(Data records)

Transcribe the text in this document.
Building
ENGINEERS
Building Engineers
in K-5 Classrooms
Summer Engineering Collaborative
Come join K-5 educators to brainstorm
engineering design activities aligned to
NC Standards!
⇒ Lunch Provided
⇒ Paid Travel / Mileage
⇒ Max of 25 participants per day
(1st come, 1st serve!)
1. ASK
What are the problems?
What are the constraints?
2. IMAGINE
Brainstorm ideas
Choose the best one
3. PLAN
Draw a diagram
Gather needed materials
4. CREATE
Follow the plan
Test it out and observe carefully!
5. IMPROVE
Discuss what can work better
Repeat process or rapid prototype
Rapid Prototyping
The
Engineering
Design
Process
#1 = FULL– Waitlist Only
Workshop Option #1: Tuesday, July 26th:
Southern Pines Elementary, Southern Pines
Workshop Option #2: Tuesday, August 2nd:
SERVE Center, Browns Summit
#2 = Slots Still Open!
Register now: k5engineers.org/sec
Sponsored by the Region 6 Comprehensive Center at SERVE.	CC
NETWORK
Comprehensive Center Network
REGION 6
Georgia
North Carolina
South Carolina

**Instructions to follow**
Pick each line holding the word "Center" out of the listing.

**Solved problem**
SERVE Center, Browns Summit
Sponsored by the Region 6 Comprehensive Center at SERVE.	CC
Comprehensive Center Network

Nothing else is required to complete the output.